**AIM:**
Locate all lines in the data below that hold "Size" and show them.

** START **

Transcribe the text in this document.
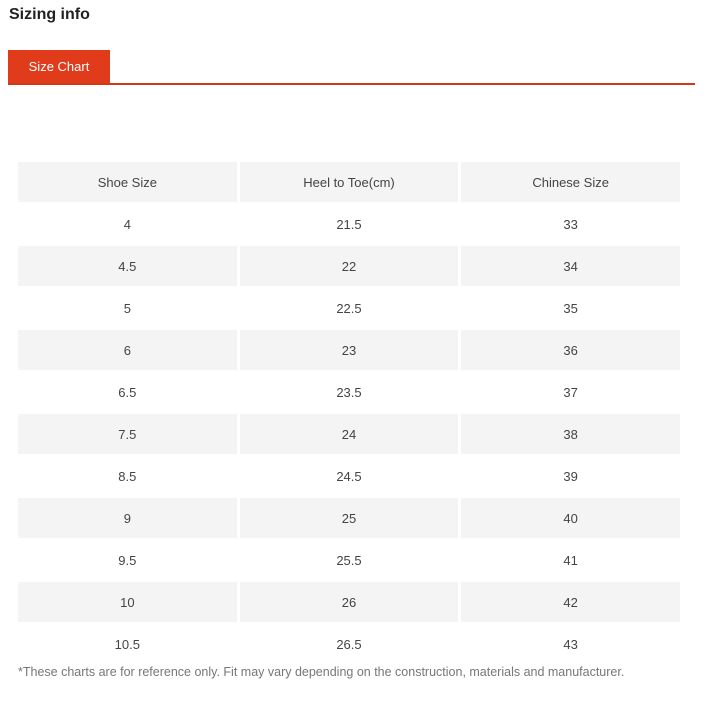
Sizing info
Size Chart
Shoe Size	Heel to Toe(cm)	Chinese Size
4	21.5	33
4.5	22	34
5	22.5	35
6	23	36
6.5	23.5	37
7.5	24	38
8.5	24.5	39
9	25	40
9.5	25.5	41
10	26	42
10.5	26.5	43
*These charts are for reference only. Fit may vary depending on the construction, materials and manufacturer.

** END **

**RESULT:**
Size Chart
Shoe Size	Heel to Toe(cm)	Chinese Size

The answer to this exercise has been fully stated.